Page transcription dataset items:
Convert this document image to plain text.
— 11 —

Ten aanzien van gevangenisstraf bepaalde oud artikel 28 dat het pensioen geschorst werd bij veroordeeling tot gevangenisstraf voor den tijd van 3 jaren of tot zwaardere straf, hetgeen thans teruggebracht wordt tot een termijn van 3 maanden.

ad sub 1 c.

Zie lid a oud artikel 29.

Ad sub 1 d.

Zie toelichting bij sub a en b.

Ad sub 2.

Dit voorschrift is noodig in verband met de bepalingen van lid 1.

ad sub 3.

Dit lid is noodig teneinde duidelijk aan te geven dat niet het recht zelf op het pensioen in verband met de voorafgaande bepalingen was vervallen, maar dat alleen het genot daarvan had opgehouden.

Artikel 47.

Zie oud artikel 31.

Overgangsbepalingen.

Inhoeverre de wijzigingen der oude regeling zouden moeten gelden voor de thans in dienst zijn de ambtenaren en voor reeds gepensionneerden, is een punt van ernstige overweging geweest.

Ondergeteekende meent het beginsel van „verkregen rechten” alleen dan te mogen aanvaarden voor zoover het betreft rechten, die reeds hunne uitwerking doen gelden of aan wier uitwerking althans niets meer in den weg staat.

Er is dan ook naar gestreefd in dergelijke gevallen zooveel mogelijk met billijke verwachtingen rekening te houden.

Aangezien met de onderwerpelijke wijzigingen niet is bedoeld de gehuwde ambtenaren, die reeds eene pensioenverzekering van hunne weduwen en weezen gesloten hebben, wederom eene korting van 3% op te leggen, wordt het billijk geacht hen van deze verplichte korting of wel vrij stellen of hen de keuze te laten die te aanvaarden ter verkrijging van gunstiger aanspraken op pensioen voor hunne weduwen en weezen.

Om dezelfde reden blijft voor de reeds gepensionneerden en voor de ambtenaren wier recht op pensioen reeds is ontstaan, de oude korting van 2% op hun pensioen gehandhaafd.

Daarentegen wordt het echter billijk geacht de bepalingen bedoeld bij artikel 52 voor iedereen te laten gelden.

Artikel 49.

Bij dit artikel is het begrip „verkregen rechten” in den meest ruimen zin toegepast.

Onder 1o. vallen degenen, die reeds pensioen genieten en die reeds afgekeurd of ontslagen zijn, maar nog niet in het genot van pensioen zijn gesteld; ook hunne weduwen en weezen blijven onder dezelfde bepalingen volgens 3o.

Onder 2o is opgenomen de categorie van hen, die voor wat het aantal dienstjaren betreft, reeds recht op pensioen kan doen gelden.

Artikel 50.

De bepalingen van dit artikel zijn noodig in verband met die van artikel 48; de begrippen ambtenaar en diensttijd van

▸ ASSIGNED TASK:
Each line of the data above is to be set down exactly.

▸ SOLUTION TO THE PROBLEM:
Convert this document image to plain text.
— 11 —

Ten aanzien van gevangenisstraf bepaalde oud artikel 28 dat het pensioen geschorst werd bij veroordeeling tot gevangenisstraf voor den tijd van 3 jaren of tot zwaardere straf, hetgeen thans teruggebracht wordt tot een termijn van 3 maanden.

ad sub 1 c.

Zie lid a oud artikel 29.

Ad sub 1 d.

Zie toelichting bij sub a en b.

Ad sub 2.

Dit voorschrift is noodig in verband met de bepalingen van lid 1.

ad sub 3.

Dit lid is noodig teneinde duidelijk aan te geven dat niet het recht zelf op het pensioen in verband met de voorafgaande bepalingen was vervallen, maar dat alleen het genot daarvan had opgehouden.

Artikel 47.

Zie oud artikel 31.

Overgangsbepalingen.

Inhoeverre de wijzigingen der oude regeling zouden moeten gelden voor de thans in dienst zijn de ambtenaren en voor reeds gepensionneerden, is een punt van ernstige overweging geweest.

Ondergeteekende meent het beginsel van „verkregen rechten” alleen dan te mogen aanvaarden voor zoover het betreft rechten, die reeds hunne uitwerking doen gelden of aan wier uitwerking althans niets meer in den weg staat.

Er is dan ook naar gestreefd in dergelijke gevallen zooveel mogelijk met billijke verwachtingen rekening te houden.

Aangezien met de onderwerpelijke wijzigingen niet is bedoeld de gehuwde ambtenaren, die reeds eene pensioenverzekering van hunne weduwen en weezen gesloten hebben, wederom eene korting van 3% op te leggen, wordt het billijk geacht hen van deze verplichte korting of wel vrij stellen of hen de keuze te laten die te aanvaarden ter verkrijging van gunstiger aanspraken op pensioen voor hunne weduwen en weezen.

Om dezelfde reden blijft voor de reeds gepensionneerden en voor de ambtenaren wier recht op pensioen reeds is ontstaan, de oude korting van 2% op hun pensioen gehandhaafd.

Daarentegen wordt het echter billijk geacht de bepalingen bedoeld bij artikel 52 voor iedereen te laten gelden.

Artikel 49.

Bij dit artikel is het begrip „verkregen rechten” in den meest ruimen zin toegepast.

Onder 1o. vallen degenen, die reeds pensioen genieten en die reeds afgekeurd of ontslagen zijn, maar nog niet in het genot van pensioen zijn gesteld; ook hunne weduwen en weezen blijven onder dezelfde bepalingen volgens 3o.

Onder 2o is opgenomen de categorie van hen, die voor wat het aantal dienstjaren betreft, reeds recht op pensioen kan doen gelden.

Artikel 50.

De bepalingen van dit artikel zijn noodig in verband met die van artikel 48; de begrippen ambtenaar en diensttijd van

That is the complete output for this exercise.